> **The request**: Lines containing the word "document" are to be located and copied.
** Start **
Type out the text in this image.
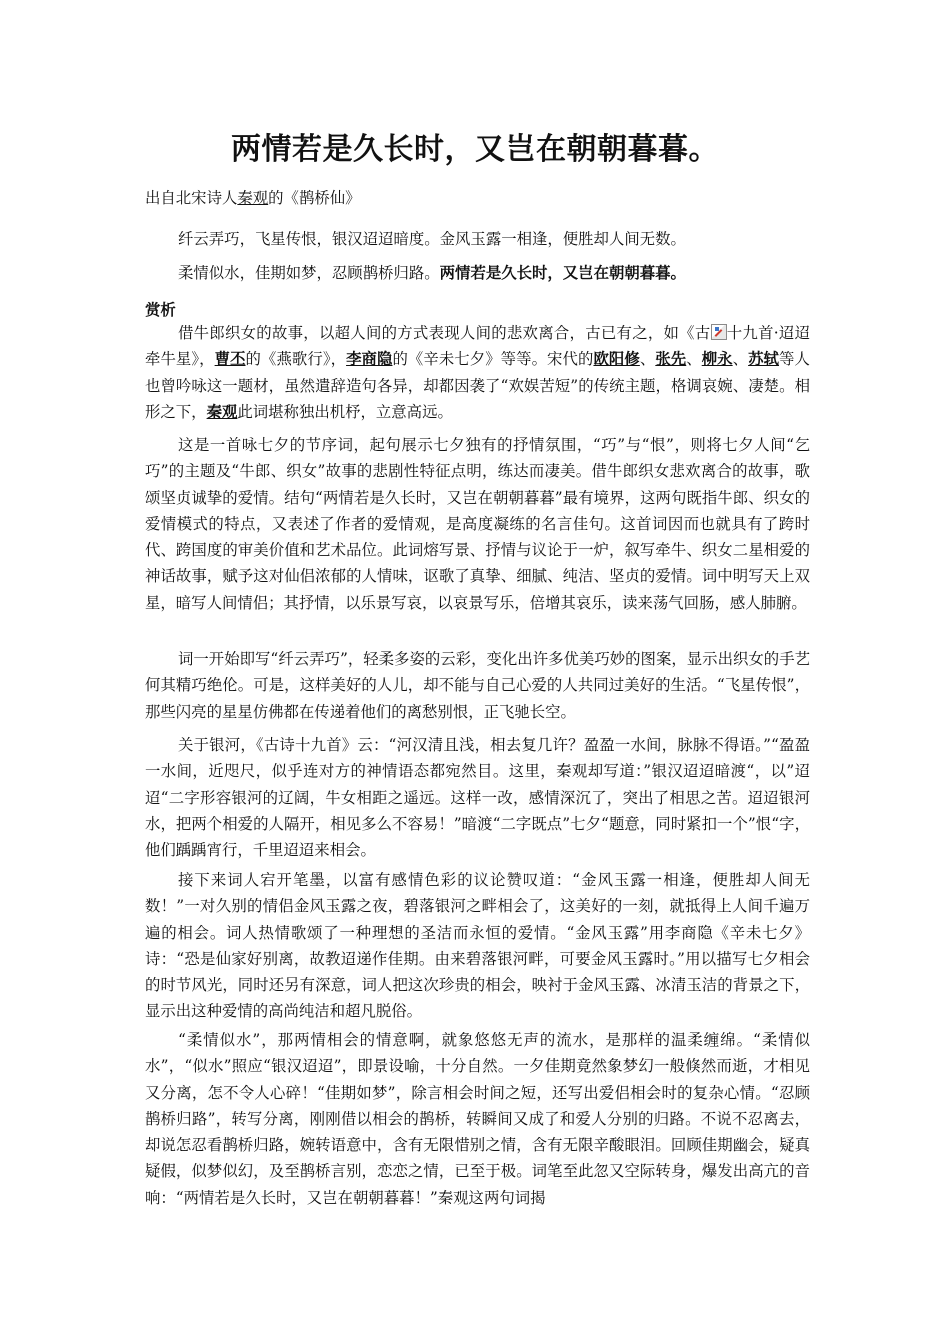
两情若是久长时，又岂在朝朝暮暮。
出自北宋诗人秦观的《鹊桥仙》
纤云弄巧，飞星传恨，银汉迢迢暗度。金风玉露一相逢，便胜却人间无数。
柔情似水，佳期如梦，忍顾鹊桥归路。两情若是久长时，又岂在朝朝暮暮。
赏析

借牛郎织女的故事，以超人间的方式表现人间的悲欢离合，古已有之，如《古 十九首·迢迢牵牛星》，曹丕的《燕歌行》，李商隐的《辛未七夕》等等。宋代的欧阳修、张先、柳永、苏轼等人也曾吟咏这一题材，虽然遣辞造句各异，却都因袭了“欢娱苦短”的传统主题，格调哀婉、凄楚。相形之下，秦观此词堪称独出机杼，立意高远。

这是一首咏七夕的节序词，起句展示七夕独有的抒情氛围，“巧”与“恨”，则将七夕人间“乞巧”的主题及“牛郎、织女”故事的悲剧性特征点明，练达而凄美。借牛郎织女悲欢离合的故事，歌颂坚贞诚挚的爱情。结句“两情若是久长时，又岂在朝朝暮暮”最有境界，这两句既指牛郎、织女的爱情模式的特点，又表述了作者的爱情观，是高度凝练的名言佳句。这首词因而也就具有了跨时代、跨国度的审美价值和艺术品位。此词熔写景、抒情与议论于一炉，叙写牵牛、织女二星相爱的神话故事，赋予这对仙侣浓郁的人情味，讴歌了真挚、细腻、纯洁、坚贞的爱情。词中明写天上双星，暗写人间情侣；其抒情，以乐景写哀，以哀景写乐，倍增其哀乐，读来荡气回肠，感人肺腑。

词一开始即写“纤云弄巧”，轻柔多姿的云彩，变化出许多优美巧妙的图案，显示出织女的手艺何其精巧绝伦。可是，这样美好的人儿，却不能与自己心爱的人共同过美好的生活。“飞星传恨”，那些闪亮的星星仿佛都在传递着他们的离愁别恨，正飞驰长空。

关于银河，《古诗十九首》云：“河汉清且浅，相去复几许？盈盈一水间，脉脉不得语。”“盈盈一水间，近咫尺，似乎连对方的神情语态都宛然目。这里，秦观却写道：”银汉迢迢暗渡“，以”迢迢“二字形容银河的辽阔，牛女相距之遥远。这样一改，感情深沉了，突出了相思之苦。迢迢银河水，把两个相爱的人隔开，相见多么不容易！”暗渡“二字既点”七夕“题意，同时紧扣一个”恨“字，他们踽踽宵行，千里迢迢来相会。

接下来词人宕开笔墨，以富有感情色彩的议论赞叹道：“金风玉露一相逢，便胜却人间无数！”一对久别的情侣金风玉露之夜，碧落银河之畔相会了，这美好的一刻，就抵得上人间千遍万遍的相会。词人热情歌颂了一种理想的圣洁而永恒的爱情。“金风玉露”用李商隐《辛未七夕》诗：“恐是仙家好别离，故教迢递作佳期。由来碧落银河畔，可要金风玉露时。”用以描写七夕相会的时节风光，同时还另有深意，词人把这次珍贵的相会，映衬于金风玉露、冰清玉洁的背景之下，显示出这种爱情的高尚纯洁和超凡脱俗。

“柔情似水”，那两情相会的情意啊，就象悠悠无声的流水，是那样的温柔缠绵。“柔情似水”，“似水”照应“银汉迢迢”，即景设喻，十分自然。一夕佳期竟然象梦幻一般倏然而逝，才相见又分离，怎不令人心碎！“佳期如梦”，除言相会时间之短，还写出爱侣相会时的复杂心情。“忍顾鹊桥归路”，转写分离，刚刚借以相会的鹊桥，转瞬间又成了和爱人分别的归路。不说不忍离去，却说怎忍看鹊桥归路，婉转语意中，含有无限惜别之情，含有无限辛酸眼泪。回顾佳期幽会，疑真疑假，似梦似幻，及至鹊桥言别，恋恋之情，已至于极。词笔至此忽又空际转身，爆发出高亢的音响：“两情若是久长时，又岂在朝朝暮暮！”秦观这两句词揭
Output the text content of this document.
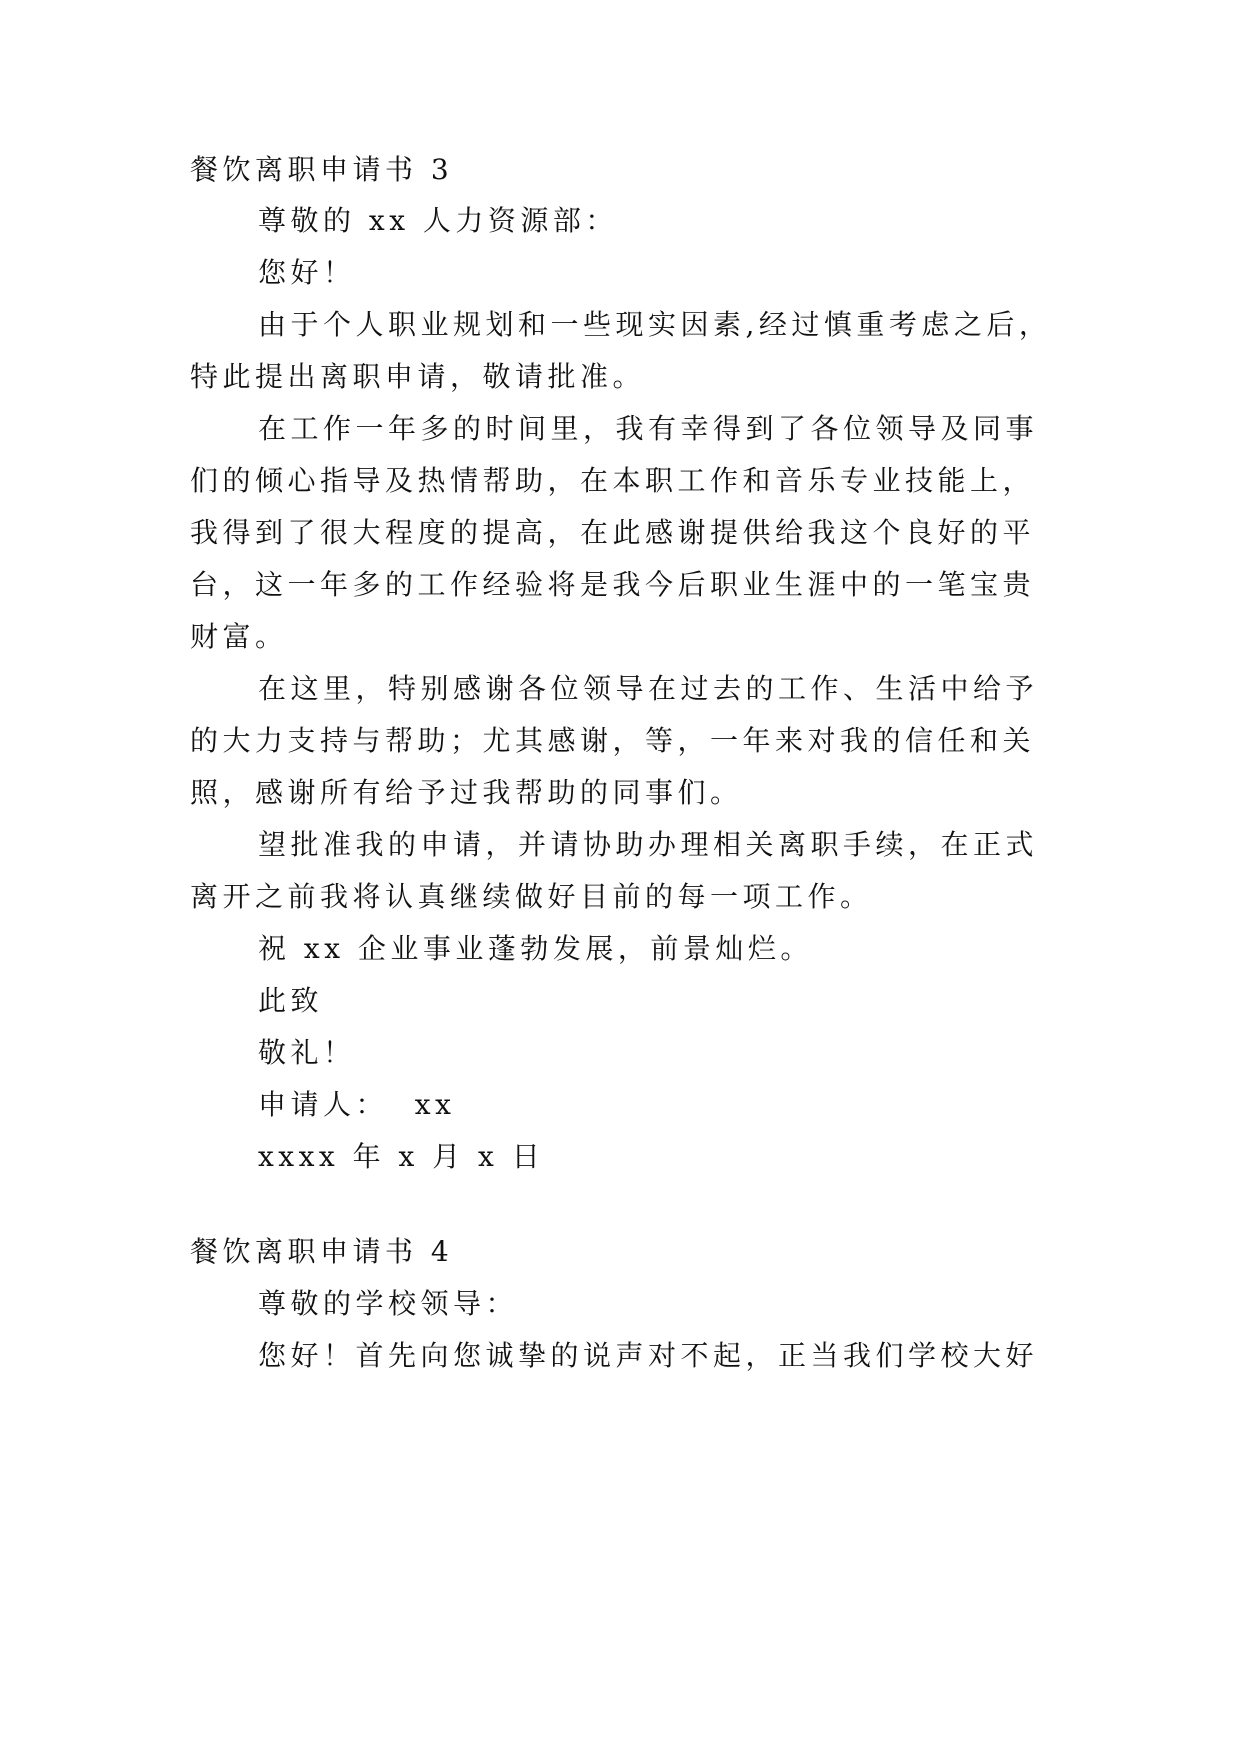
餐饮离职申请书 3
尊敬的 xx 人力资源部：
您好！
由于个人职业规划和一些现实因素,经过慎重考虑之后，
特此提出离职申请，敬请批准。
在工作一年多的时间里，我有幸得到了各位领导及同事
们的倾心指导及热情帮助，在本职工作和音乐专业技能上，
我得到了很大程度的提高，在此感谢提供给我这个良好的平
台，这一年多的工作经验将是我今后职业生涯中的一笔宝贵
财富。
在这里，特别感谢各位领导在过去的工作、生活中给予
的大力支持与帮助；尤其感谢，等，一年来对我的信任和关
照，感谢所有给予过我帮助的同事们。
望批准我的申请，并请协助办理相关离职手续，在正式
离开之前我将认真继续做好目前的每一项工作。
祝 xx 企业事业蓬勃发展，前景灿烂。
此致
敬礼！
申请人：  xx
xxxx 年 x 月 x 日
餐饮离职申请书 4
尊敬的学校领导：
您好！首先向您诚挚的说声对不起，正当我们学校大好
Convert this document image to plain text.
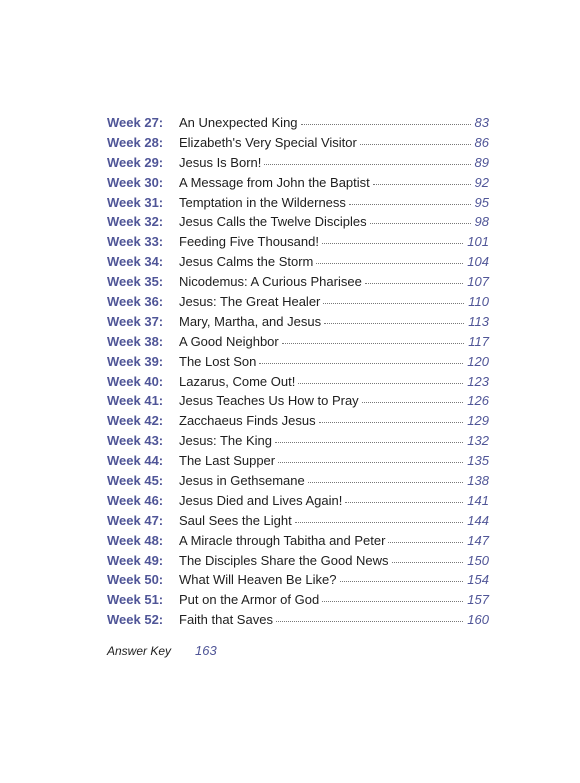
Week 27:	An Unexpected King	83
Week 28:	Elizabeth's Very Special Visitor	86
Week 29:	Jesus Is Born!	89
Week 30:	A Message from John the Baptist	92
Week 31:	Temptation in the Wilderness	95
Week 32:	Jesus Calls the Twelve Disciples	98
Week 33:	Feeding Five Thousand!	101
Week 34:	Jesus Calms the Storm	104
Week 35:	Nicodemus: A Curious Pharisee	107
Week 36:	Jesus: The Great Healer	110
Week 37:	Mary, Martha, and Jesus	113
Week 38:	A Good Neighbor	117
Week 39:	The Lost Son	120
Week 40:	Lazarus, Come Out!	123
Week 41:	Jesus Teaches Us How to Pray	126
Week 42:	Zacchaeus Finds Jesus	129
Week 43:	Jesus: The King	132
Week 44:	The Last Supper	135
Week 45:	Jesus in Gethsemane	138
Week 46:	Jesus Died and Lives Again!	141
Week 47:	Saul Sees the Light	144
Week 48:	A Miracle through Tabitha and Peter	147
Week 49:	The Disciples Share the Good News	150
Week 50:	What Will Heaven Be Like?	154
Week 51:	Put on the Armor of God	157
Week 52:	Faith that Saves	160
Answer Key	163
** End **
> **Solution for this exercise**:
Output the text content of this document.
Convert this document image to plain text.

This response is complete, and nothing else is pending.